◆ SHORT PROBLEM ◆
Retype the data that follows line by line, exactly, and leave its pictures out.

## begin MATERIAL SUPPLIED

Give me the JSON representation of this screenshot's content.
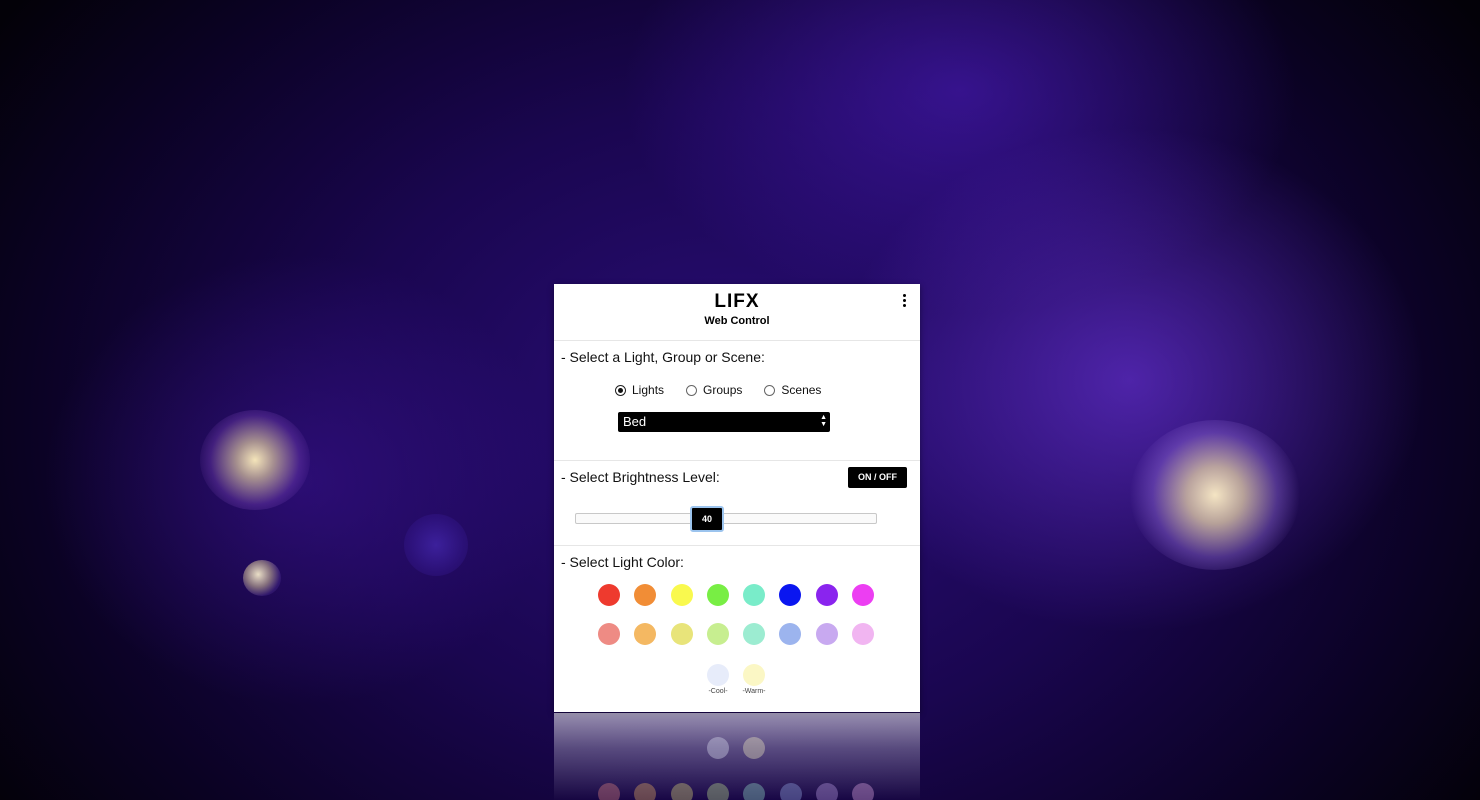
{
  "app": {
    "logo": "LIFX",
    "subtitle": "Web Control",
    "menu_icon": "more-vertical-icon"
  },
  "select_section": {
    "title": "- Select a Light, Group or Scene:",
    "options": [
      {
        "label": "Lights",
        "checked": true
      },
      {
        "label": "Groups",
        "checked": false
      },
      {
        "label": "Scenes",
        "checked": false
      }
    ],
    "dropdown": {
      "selected": "Bed",
      "icon": "updown-arrows-icon"
    }
  },
  "brightness_section": {
    "title": "- Select Brightness Level:",
    "toggle_label": "ON / OFF",
    "slider_value": "40",
    "slider_fraction": 0.44
  },
  "color_section": {
    "title": "- Select Light Color:",
    "row1": [
      "#ee3a2e",
      "#f18d36",
      "#f9f94e",
      "#78ee44",
      "#79ecc9",
      "#0a16f0",
      "#8a24ee",
      "#ec3ef2"
    ],
    "row2": [
      "#ee8b84",
      "#f4b862",
      "#e8e47a",
      "#c7ee90",
      "#9cecd1",
      "#9cb4ee",
      "#c8a9f0",
      "#f1b5f1"
    ],
    "temps": [
      {
        "label": "-Cool-",
        "color": "#e7ecfa"
      },
      {
        "label": "-Warm-",
        "color": "#fbf7c5"
      }
    ]
  },
  "background": {
    "base": "#1a0650",
    "glow": "#7a3cf0"
  }
}
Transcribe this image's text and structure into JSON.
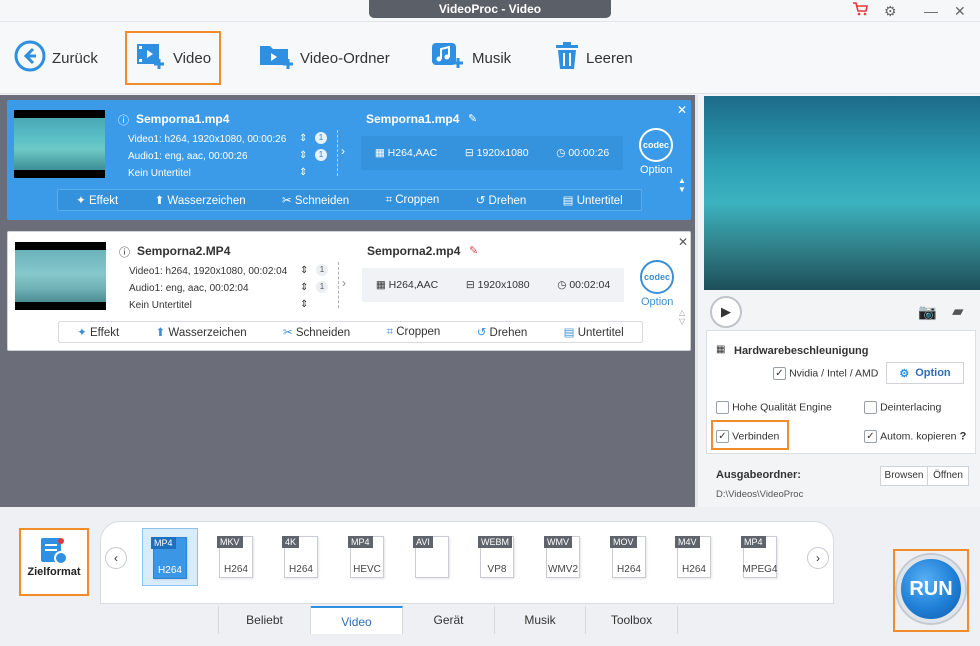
{
  "window": {
    "title": "VideoProc - Video"
  },
  "toolbar": {
    "back_label": "Zurück",
    "video_label": "Video",
    "folder_label": "Video-Ordner",
    "music_label": "Musik",
    "clear_label": "Leeren"
  },
  "tasks": [
    {
      "filename": "Semporna1.mp4",
      "video_info": "Video1: h264, 1920x1080, 00:00:26",
      "audio_info": "Audio1: eng, aac, 00:00:26",
      "subtitle_info": "Kein Untertitel",
      "video_count": "1",
      "audio_count": "1",
      "out_name": "Semporna1.mp4",
      "out_codec": "H264,AAC",
      "out_res": "1920x1080",
      "out_dur": "00:00:26",
      "codec_label": "codec",
      "option_label": "Option"
    },
    {
      "filename": "Semporna2.MP4",
      "video_info": "Video1: h264, 1920x1080, 00:02:04",
      "audio_info": "Audio1: eng, aac, 00:02:04",
      "subtitle_info": "Kein Untertitel",
      "video_count": "1",
      "audio_count": "1",
      "out_name": "Semporna2.mp4",
      "out_codec": "H264,AAC",
      "out_res": "1920x1080",
      "out_dur": "00:02:04",
      "codec_label": "codec",
      "option_label": "Option"
    }
  ],
  "edit_tools": {
    "effect": "Effekt",
    "watermark": "Wasserzeichen",
    "cut": "Schneiden",
    "crop": "Croppen",
    "rotate": "Drehen",
    "subtitle": "Untertitel"
  },
  "settings": {
    "hw_title": "Hardwarebeschleunigung",
    "hw_vendor": "Nvidia / Intel / AMD",
    "option_button": "Option",
    "high_quality": "Hohe Qualität Engine",
    "deinterlacing": "Deinterlacing",
    "merge": "Verbinden",
    "auto_copy": "Autom. kopieren",
    "help": "?",
    "output_label": "Ausgabeordner:",
    "browse": "Browsen",
    "open": "Öffnen",
    "output_path": "D:\\Videos\\VideoProc"
  },
  "bottom": {
    "target_label": "Zielformat",
    "run_label": "RUN",
    "formats": [
      {
        "tag": "MP4",
        "sub": "H264",
        "selected": true
      },
      {
        "tag": "MKV",
        "sub": "H264"
      },
      {
        "tag": "4K",
        "sub": "H264"
      },
      {
        "tag": "MP4",
        "sub": "HEVC"
      },
      {
        "tag": "AVI",
        "sub": ""
      },
      {
        "tag": "WEBM",
        "sub": "VP8"
      },
      {
        "tag": "WMV",
        "sub": "WMV2"
      },
      {
        "tag": "MOV",
        "sub": "H264"
      },
      {
        "tag": "M4V",
        "sub": "H264"
      },
      {
        "tag": "MP4",
        "sub": "MPEG4"
      }
    ],
    "tabs": [
      "Beliebt",
      "Video",
      "Gerät",
      "Musik",
      "Toolbox"
    ],
    "active_tab": "Video"
  },
  "colors": {
    "accent": "#3c9be8",
    "highlight": "#f08c2a",
    "run": "#1f7fd6"
  }
}
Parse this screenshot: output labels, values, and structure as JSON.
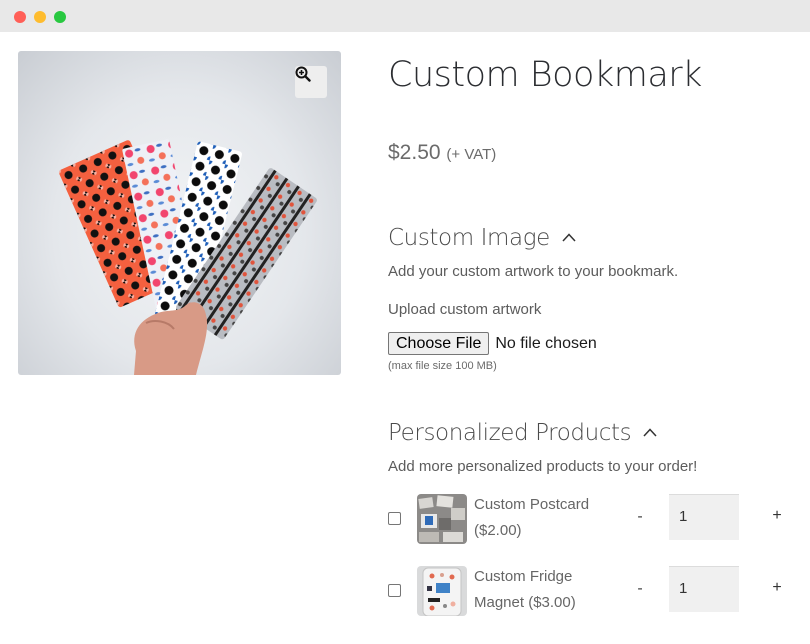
{
  "window": {
    "controls": [
      "close",
      "minimize",
      "maximize"
    ]
  },
  "gallery": {
    "image_alt": "Hand holding four patterned bookmarks",
    "zoom_icon": "magnifier-plus-icon"
  },
  "product": {
    "title": "Custom Bookmark",
    "price": "$2.50",
    "price_suffix": "(+ VAT)"
  },
  "custom_image": {
    "heading": "Custom Image",
    "toggle_icon": "chevron-up-icon",
    "description": "Add your custom artwork to your bookmark.",
    "upload_label": "Upload custom artwork",
    "choose_file_label": "Choose File",
    "file_status": "No file chosen",
    "max_size_note": "(max file size 100 MB)"
  },
  "personalized_products": {
    "heading": "Personalized Products",
    "toggle_icon": "chevron-up-icon",
    "description": "Add more personalized products to your order!",
    "items": [
      {
        "name": "Custom Postcard",
        "price": "($2.00)",
        "checked": false,
        "quantity": "1",
        "minus": "-",
        "plus": "+"
      },
      {
        "name": "Custom Fridge",
        "name2": "Magnet ($3.00)",
        "checked": false,
        "quantity": "1",
        "minus": "-",
        "plus": "+"
      }
    ]
  }
}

## end MATERIAL SUPPLIED

◆ COMPLETED TASK ◆
Give me the JSON representation of this screenshot's content.
{
  "app": {
    "logo": "LIFX",
    "subtitle": "Web Control",
    "menu_icon": "more-vertical-icon"
  },
  "select_section": {
    "title": "- Select a Light, Group or Scene:",
    "options": [
      {
        "label": "Lights",
        "checked": true
      },
      {
        "label": "Groups",
        "checked": false
      },
      {
        "label": "Scenes",
        "checked": false
      }
    ],
    "dropdown": {
      "selected": "Bed",
      "icon": "updown-arrows-icon"
    }
  },
  "brightness_section": {
    "title": "- Select Brightness Level:",
    "toggle_label": "ON / OFF",
    "slider_value": "40",
    "slider_fraction": 0.44
  },
  "color_section": {
    "title": "- Select Light Color:",
    "row1": [
      "#ee3a2e",
      "#f18d36",
      "#f9f94e",
      "#78ee44",
      "#79ecc9",
      "#0a16f0",
      "#8a24ee",
      "#ec3ef2"
    ],
    "row2": [
      "#ee8b84",
      "#f4b862",
      "#e8e47a",
      "#c7ee90",
      "#9cecd1",
      "#9cb4ee",
      "#c8a9f0",
      "#f1b5f1"
    ],
    "temps": [
      {
        "label": "-Cool-",
        "color": "#e7ecfa"
      },
      {
        "label": "-Warm-",
        "color": "#fbf7c5"
      }
    ]
  },
  "background": {
    "base": "#1a0650",
    "glow": "#7a3cf0"
  }
}
Transcribe this image's text and structure into JSON.
{
  "window": {
    "title": "VideoProc - Video"
  },
  "toolbar": {
    "back_label": "Zurück",
    "video_label": "Video",
    "folder_label": "Video-Ordner",
    "music_label": "Musik",
    "clear_label": "Leeren"
  },
  "tasks": [
    {
      "filename": "Semporna1.mp4",
      "video_info": "Video1: h264, 1920x1080, 00:00:26",
      "audio_info": "Audio1: eng, aac, 00:00:26",
      "subtitle_info": "Kein Untertitel",
      "video_count": "1",
      "audio_count": "1",
      "out_name": "Semporna1.mp4",
      "out_codec": "H264,AAC",
      "out_res": "1920x1080",
      "out_dur": "00:00:26",
      "codec_label": "codec",
      "option_label": "Option"
    },
    {
      "filename": "Semporna2.MP4",
      "video_info": "Video1: h264, 1920x1080, 00:02:04",
      "audio_info": "Audio1: eng, aac, 00:02:04",
      "subtitle_info": "Kein Untertitel",
      "video_count": "1",
      "audio_count": "1",
      "out_name": "Semporna2.mp4",
      "out_codec": "H264,AAC",
      "out_res": "1920x1080",
      "out_dur": "00:02:04",
      "codec_label": "codec",
      "option_label": "Option"
    }
  ],
  "edit_tools": {
    "effect": "Effekt",
    "watermark": "Wasserzeichen",
    "cut": "Schneiden",
    "crop": "Croppen",
    "rotate": "Drehen",
    "subtitle": "Untertitel"
  },
  "settings": {
    "hw_title": "Hardwarebeschleunigung",
    "hw_vendor": "Nvidia / Intel / AMD",
    "option_button": "Option",
    "high_quality": "Hohe Qualität Engine",
    "deinterlacing": "Deinterlacing",
    "merge": "Verbinden",
    "auto_copy": "Autom. kopieren",
    "help": "?",
    "output_label": "Ausgabeordner:",
    "browse": "Browsen",
    "open": "Öffnen",
    "output_path": "D:\\Videos\\VideoProc"
  },
  "bottom": {
    "target_label": "Zielformat",
    "run_label": "RUN",
    "formats": [
      {
        "tag": "MP4",
        "sub": "H264",
        "selected": true
      },
      {
        "tag": "MKV",
        "sub": "H264"
      },
      {
        "tag": "4K",
        "sub": "H264"
      },
      {
        "tag": "MP4",
        "sub": "HEVC"
      },
      {
        "tag": "AVI",
        "sub": ""
      },
      {
        "tag": "WEBM",
        "sub": "VP8"
      },
      {
        "tag": "WMV",
        "sub": "WMV2"
      },
      {
        "tag": "MOV",
        "sub": "H264"
      },
      {
        "tag": "M4V",
        "sub": "H264"
      },
      {
        "tag": "MP4",
        "sub": "MPEG4"
      }
    ],
    "tabs": [
      "Beliebt",
      "Video",
      "Gerät",
      "Musik",
      "Toolbox"
    ],
    "active_tab": "Video"
  },
  "colors": {
    "accent": "#3c9be8",
    "highlight": "#f08c2a",
    "run": "#1f7fd6"
  }
}
Parse this screenshot: output labels, values, and structure as JSON.
{
  "window": {
    "controls": [
      "close",
      "minimize",
      "maximize"
    ]
  },
  "gallery": {
    "image_alt": "Hand holding four patterned bookmarks",
    "zoom_icon": "magnifier-plus-icon"
  },
  "product": {
    "title": "Custom Bookmark",
    "price": "$2.50",
    "price_suffix": "(+ VAT)"
  },
  "custom_image": {
    "heading": "Custom Image",
    "toggle_icon": "chevron-up-icon",
    "description": "Add your custom artwork to your bookmark.",
    "upload_label": "Upload custom artwork",
    "choose_file_label": "Choose File",
    "file_status": "No file chosen",
    "max_size_note": "(max file size 100 MB)"
  },
  "personalized_products": {
    "heading": "Personalized Products",
    "toggle_icon": "chevron-up-icon",
    "description": "Add more personalized products to your order!",
    "items": [
      {
        "name": "Custom Postcard",
        "price": "($2.00)",
        "checked": false,
        "quantity": "1",
        "minus": "-",
        "plus": "+"
      },
      {
        "name": "Custom Fridge",
        "name2": "Magnet ($3.00)",
        "checked": false,
        "quantity": "1",
        "minus": "-",
        "plus": "+"
      }
    ]
  }
}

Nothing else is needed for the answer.